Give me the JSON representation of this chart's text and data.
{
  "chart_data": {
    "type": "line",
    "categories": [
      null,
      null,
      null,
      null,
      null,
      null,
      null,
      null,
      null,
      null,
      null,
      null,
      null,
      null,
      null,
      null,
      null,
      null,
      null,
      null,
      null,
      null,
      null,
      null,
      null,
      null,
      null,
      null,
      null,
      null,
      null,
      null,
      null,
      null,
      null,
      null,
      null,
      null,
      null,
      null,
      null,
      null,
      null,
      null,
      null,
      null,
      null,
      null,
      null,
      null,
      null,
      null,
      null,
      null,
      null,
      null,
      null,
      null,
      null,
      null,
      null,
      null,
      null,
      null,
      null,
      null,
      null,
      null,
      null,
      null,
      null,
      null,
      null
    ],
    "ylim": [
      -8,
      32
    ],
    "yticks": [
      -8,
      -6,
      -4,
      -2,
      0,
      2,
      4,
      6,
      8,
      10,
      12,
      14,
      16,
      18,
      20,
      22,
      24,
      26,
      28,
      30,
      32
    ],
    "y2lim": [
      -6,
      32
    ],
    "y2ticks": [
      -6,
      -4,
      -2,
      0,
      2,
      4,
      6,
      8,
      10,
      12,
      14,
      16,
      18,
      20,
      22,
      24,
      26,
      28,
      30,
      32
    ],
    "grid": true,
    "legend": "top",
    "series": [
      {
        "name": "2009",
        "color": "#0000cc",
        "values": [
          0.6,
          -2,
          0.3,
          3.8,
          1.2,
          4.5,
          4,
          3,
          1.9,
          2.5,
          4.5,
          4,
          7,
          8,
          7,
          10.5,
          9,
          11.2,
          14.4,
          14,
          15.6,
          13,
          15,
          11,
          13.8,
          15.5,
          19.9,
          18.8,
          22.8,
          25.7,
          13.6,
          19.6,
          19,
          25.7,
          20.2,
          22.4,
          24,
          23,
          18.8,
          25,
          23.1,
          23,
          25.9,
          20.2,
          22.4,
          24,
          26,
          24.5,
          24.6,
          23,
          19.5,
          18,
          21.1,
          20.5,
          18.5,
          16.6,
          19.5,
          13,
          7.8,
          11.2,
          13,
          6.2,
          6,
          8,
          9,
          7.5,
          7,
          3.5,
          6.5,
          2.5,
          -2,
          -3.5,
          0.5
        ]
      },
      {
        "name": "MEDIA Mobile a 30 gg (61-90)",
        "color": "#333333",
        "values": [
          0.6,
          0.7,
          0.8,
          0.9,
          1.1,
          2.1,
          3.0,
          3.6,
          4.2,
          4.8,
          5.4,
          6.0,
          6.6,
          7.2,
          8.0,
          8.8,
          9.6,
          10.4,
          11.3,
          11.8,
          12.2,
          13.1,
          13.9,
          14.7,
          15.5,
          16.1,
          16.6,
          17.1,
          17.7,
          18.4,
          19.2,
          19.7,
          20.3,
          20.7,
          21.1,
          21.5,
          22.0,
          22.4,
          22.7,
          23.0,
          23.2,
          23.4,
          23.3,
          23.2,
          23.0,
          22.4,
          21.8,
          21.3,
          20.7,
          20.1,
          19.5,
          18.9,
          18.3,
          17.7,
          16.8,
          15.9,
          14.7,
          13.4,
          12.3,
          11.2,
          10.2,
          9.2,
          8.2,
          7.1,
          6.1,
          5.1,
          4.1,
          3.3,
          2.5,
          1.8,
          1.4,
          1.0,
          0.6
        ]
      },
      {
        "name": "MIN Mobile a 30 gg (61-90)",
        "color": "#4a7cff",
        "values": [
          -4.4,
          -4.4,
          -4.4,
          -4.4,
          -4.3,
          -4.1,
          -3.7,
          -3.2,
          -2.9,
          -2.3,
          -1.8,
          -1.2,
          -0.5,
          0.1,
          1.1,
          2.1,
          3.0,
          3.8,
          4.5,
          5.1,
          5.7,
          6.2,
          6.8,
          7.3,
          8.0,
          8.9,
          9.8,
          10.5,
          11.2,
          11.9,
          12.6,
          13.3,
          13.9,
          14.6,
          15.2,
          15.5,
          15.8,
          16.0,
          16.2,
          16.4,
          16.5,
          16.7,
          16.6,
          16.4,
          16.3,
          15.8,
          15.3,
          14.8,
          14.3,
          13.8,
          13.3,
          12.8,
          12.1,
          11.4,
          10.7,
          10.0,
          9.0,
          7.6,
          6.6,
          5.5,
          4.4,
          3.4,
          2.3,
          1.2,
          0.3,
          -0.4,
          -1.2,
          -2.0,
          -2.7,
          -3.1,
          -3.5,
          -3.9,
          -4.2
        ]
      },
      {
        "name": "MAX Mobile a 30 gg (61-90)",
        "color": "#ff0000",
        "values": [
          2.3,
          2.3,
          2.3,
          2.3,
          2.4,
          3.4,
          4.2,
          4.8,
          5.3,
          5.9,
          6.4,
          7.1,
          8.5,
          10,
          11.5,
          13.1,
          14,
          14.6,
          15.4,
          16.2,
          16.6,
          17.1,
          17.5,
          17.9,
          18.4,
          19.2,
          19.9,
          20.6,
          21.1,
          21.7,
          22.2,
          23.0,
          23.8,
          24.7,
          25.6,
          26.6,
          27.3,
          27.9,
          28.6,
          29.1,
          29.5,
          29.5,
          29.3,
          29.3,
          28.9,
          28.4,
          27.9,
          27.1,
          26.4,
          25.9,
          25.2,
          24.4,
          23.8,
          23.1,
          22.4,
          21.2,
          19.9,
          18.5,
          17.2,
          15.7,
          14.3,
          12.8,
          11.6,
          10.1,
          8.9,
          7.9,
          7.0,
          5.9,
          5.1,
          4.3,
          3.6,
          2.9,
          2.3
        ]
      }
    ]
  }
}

───

## Prompt
Give a word-for-word copy of the records.

## Answer below
Give me the JSON representation of this chart's text and data.
{
  "chart_data": {
    "type": "line",
    "categories": [
      null,
      null,
      null,
      null,
      null,
      null,
      null,
      null,
      null,
      null,
      null,
      null,
      null,
      null,
      null,
      null,
      null,
      null,
      null,
      null,
      null,
      null,
      null,
      null,
      null,
      null,
      null,
      null,
      null,
      null,
      null,
      null,
      null,
      null,
      null,
      null,
      null,
      null,
      null,
      null,
      null,
      null,
      null,
      null,
      null,
      null,
      null,
      null,
      null,
      null,
      null,
      null,
      null,
      null,
      null,
      null,
      null,
      null,
      null,
      null,
      null,
      null,
      null,
      null,
      null,
      null,
      null,
      null,
      null,
      null,
      null,
      null,
      null
    ],
    "ylim": [
      -8,
      32
    ],
    "yticks": [
      -8,
      -6,
      -4,
      -2,
      0,
      2,
      4,
      6,
      8,
      10,
      12,
      14,
      16,
      18,
      20,
      22,
      24,
      26,
      28,
      30,
      32
    ],
    "y2lim": [
      -6,
      32
    ],
    "y2ticks": [
      -6,
      -4,
      -2,
      0,
      2,
      4,
      6,
      8,
      10,
      12,
      14,
      16,
      18,
      20,
      22,
      24,
      26,
      28,
      30,
      32
    ],
    "grid": true,
    "legend": "top",
    "series": [
      {
        "name": "2009",
        "color": "#0000cc",
        "values": [
          0.6,
          -2,
          0.3,
          3.8,
          1.2,
          4.5,
          4,
          3,
          1.9,
          2.5,
          4.5,
          4,
          7,
          8,
          7,
          10.5,
          9,
          11.2,
          14.4,
          14,
          15.6,
          13,
          15,
          11,
          13.8,
          15.5,
          19.9,
          18.8,
          22.8,
          25.7,
          13.6,
          19.6,
          19,
          25.7,
          20.2,
          22.4,
          24,
          23,
          18.8,
          25,
          23.1,
          23,
          25.9,
          20.2,
          22.4,
          24,
          26,
          24.5,
          24.6,
          23,
          19.5,
          18,
          21.1,
          20.5,
          18.5,
          16.6,
          19.5,
          13,
          7.8,
          11.2,
          13,
          6.2,
          6,
          8,
          9,
          7.5,
          7,
          3.5,
          6.5,
          2.5,
          -2,
          -3.5,
          0.5
        ]
      },
      {
        "name": "MEDIA Mobile a 30 gg (61-90)",
        "color": "#333333",
        "values": [
          0.6,
          0.7,
          0.8,
          0.9,
          1.1,
          2.1,
          3.0,
          3.6,
          4.2,
          4.8,
          5.4,
          6.0,
          6.6,
          7.2,
          8.0,
          8.8,
          9.6,
          10.4,
          11.3,
          11.8,
          12.2,
          13.1,
          13.9,
          14.7,
          15.5,
          16.1,
          16.6,
          17.1,
          17.7,
          18.4,
          19.2,
          19.7,
          20.3,
          20.7,
          21.1,
          21.5,
          22.0,
          22.4,
          22.7,
          23.0,
          23.2,
          23.4,
          23.3,
          23.2,
          23.0,
          22.4,
          21.8,
          21.3,
          20.7,
          20.1,
          19.5,
          18.9,
          18.3,
          17.7,
          16.8,
          15.9,
          14.7,
          13.4,
          12.3,
          11.2,
          10.2,
          9.2,
          8.2,
          7.1,
          6.1,
          5.1,
          4.1,
          3.3,
          2.5,
          1.8,
          1.4,
          1.0,
          0.6
        ]
      },
      {
        "name": "MIN Mobile a 30 gg (61-90)",
        "color": "#4a7cff",
        "values": [
          -4.4,
          -4.4,
          -4.4,
          -4.4,
          -4.3,
          -4.1,
          -3.7,
          -3.2,
          -2.9,
          -2.3,
          -1.8,
          -1.2,
          -0.5,
          0.1,
          1.1,
          2.1,
          3.0,
          3.8,
          4.5,
          5.1,
          5.7,
          6.2,
          6.8,
          7.3,
          8.0,
          8.9,
          9.8,
          10.5,
          11.2,
          11.9,
          12.6,
          13.3,
          13.9,
          14.6,
          15.2,
          15.5,
          15.8,
          16.0,
          16.2,
          16.4,
          16.5,
          16.7,
          16.6,
          16.4,
          16.3,
          15.8,
          15.3,
          14.8,
          14.3,
          13.8,
          13.3,
          12.8,
          12.1,
          11.4,
          10.7,
          10.0,
          9.0,
          7.6,
          6.6,
          5.5,
          4.4,
          3.4,
          2.3,
          1.2,
          0.3,
          -0.4,
          -1.2,
          -2.0,
          -2.7,
          -3.1,
          -3.5,
          -3.9,
          -4.2
        ]
      },
      {
        "name": "MAX Mobile a 30 gg (61-90)",
        "color": "#ff0000",
        "values": [
          2.3,
          2.3,
          2.3,
          2.3,
          2.4,
          3.4,
          4.2,
          4.8,
          5.3,
          5.9,
          6.4,
          7.1,
          8.5,
          10,
          11.5,
          13.1,
          14,
          14.6,
          15.4,
          16.2,
          16.6,
          17.1,
          17.5,
          17.9,
          18.4,
          19.2,
          19.9,
          20.6,
          21.1,
          21.7,
          22.2,
          23.0,
          23.8,
          24.7,
          25.6,
          26.6,
          27.3,
          27.9,
          28.6,
          29.1,
          29.5,
          29.5,
          29.3,
          29.3,
          28.9,
          28.4,
          27.9,
          27.1,
          26.4,
          25.9,
          25.2,
          24.4,
          23.8,
          23.1,
          22.4,
          21.2,
          19.9,
          18.5,
          17.2,
          15.7,
          14.3,
          12.8,
          11.6,
          10.1,
          8.9,
          7.9,
          7.0,
          5.9,
          5.1,
          4.3,
          3.6,
          2.9,
          2.3
        ]
      }
    ]
  }
}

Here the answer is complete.